### TASK DESCRIPTION
Return the lines where the word "content" occurs.

### MATERIAL FOR THE TASK
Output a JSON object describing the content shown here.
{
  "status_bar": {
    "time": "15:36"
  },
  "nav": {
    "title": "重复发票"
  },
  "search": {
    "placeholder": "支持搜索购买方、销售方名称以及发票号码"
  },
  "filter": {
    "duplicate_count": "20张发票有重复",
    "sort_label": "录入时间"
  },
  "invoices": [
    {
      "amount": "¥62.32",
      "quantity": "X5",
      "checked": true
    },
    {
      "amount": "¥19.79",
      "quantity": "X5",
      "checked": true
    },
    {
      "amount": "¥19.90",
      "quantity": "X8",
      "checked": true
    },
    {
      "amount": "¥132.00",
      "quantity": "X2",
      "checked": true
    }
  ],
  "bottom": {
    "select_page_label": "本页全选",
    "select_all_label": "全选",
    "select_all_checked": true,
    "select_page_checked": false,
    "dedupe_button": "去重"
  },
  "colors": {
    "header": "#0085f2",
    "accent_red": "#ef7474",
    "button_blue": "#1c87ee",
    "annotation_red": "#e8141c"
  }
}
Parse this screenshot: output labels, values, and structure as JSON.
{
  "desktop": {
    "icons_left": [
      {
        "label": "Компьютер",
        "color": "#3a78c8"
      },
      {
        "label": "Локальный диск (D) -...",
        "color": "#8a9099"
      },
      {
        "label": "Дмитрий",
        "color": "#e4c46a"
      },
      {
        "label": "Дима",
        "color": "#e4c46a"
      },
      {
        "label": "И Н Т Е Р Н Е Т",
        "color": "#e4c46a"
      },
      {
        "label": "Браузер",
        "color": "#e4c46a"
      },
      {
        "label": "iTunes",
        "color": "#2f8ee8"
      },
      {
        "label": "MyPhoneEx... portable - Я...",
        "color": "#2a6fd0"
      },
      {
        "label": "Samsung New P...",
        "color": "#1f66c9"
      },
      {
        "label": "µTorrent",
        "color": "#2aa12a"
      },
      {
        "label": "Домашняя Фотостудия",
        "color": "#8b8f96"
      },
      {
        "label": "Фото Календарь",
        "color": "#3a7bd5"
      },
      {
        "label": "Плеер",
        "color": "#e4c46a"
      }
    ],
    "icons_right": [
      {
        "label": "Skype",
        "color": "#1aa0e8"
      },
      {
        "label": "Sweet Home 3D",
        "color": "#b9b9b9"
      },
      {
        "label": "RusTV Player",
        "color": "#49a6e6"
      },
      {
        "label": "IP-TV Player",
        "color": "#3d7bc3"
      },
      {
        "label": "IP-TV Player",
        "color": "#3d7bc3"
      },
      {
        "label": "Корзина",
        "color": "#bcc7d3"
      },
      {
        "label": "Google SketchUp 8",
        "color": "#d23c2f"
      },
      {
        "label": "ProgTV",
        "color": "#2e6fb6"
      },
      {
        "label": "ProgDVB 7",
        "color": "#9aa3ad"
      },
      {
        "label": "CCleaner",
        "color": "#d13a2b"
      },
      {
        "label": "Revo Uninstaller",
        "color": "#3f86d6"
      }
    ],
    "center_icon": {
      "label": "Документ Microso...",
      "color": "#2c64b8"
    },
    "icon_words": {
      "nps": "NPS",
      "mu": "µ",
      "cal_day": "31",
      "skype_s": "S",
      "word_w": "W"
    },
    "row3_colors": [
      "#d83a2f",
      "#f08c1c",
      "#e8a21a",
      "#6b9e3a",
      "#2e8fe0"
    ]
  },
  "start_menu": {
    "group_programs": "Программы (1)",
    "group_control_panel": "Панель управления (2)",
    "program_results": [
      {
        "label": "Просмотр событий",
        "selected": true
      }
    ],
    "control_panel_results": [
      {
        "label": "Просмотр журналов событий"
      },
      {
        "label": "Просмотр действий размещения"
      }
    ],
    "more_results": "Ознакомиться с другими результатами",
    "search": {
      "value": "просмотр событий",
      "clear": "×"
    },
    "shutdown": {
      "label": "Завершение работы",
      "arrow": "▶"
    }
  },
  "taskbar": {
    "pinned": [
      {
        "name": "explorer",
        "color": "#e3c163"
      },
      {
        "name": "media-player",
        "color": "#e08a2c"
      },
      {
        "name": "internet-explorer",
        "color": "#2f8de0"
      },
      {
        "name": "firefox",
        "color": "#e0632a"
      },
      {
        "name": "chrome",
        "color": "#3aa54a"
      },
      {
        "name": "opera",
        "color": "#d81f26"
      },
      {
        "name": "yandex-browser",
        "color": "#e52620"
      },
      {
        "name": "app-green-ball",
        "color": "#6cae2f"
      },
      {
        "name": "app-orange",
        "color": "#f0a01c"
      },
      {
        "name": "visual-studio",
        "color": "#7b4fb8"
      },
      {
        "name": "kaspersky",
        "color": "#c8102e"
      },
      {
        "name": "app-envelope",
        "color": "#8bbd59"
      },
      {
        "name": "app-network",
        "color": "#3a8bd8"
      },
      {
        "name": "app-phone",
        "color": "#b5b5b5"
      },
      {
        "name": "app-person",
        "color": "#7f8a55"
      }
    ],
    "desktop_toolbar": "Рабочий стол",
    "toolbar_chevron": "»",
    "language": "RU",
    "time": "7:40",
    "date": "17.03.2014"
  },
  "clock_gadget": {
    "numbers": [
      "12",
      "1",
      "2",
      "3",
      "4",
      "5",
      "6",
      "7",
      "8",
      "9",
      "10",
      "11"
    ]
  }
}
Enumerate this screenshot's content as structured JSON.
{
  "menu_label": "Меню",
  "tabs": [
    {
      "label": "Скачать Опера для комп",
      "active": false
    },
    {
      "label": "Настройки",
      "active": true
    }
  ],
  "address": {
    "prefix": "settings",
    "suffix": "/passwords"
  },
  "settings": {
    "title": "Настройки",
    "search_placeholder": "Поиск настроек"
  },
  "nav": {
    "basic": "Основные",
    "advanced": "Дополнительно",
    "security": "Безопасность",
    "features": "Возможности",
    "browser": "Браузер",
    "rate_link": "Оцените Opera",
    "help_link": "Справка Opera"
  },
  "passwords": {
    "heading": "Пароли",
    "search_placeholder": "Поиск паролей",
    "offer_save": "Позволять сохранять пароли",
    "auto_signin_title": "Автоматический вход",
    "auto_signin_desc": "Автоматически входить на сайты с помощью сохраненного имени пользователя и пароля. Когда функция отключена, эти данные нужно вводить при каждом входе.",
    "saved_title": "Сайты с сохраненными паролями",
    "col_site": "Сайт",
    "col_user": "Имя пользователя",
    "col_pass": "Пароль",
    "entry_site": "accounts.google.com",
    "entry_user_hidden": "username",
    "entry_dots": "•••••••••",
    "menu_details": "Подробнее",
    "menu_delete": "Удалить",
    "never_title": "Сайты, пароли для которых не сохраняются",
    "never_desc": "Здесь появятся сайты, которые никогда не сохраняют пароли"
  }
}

### COMPLETE ANSWER
Output a JSON object describing the content shown here.
Enumerate this screenshot's content as structured JSON.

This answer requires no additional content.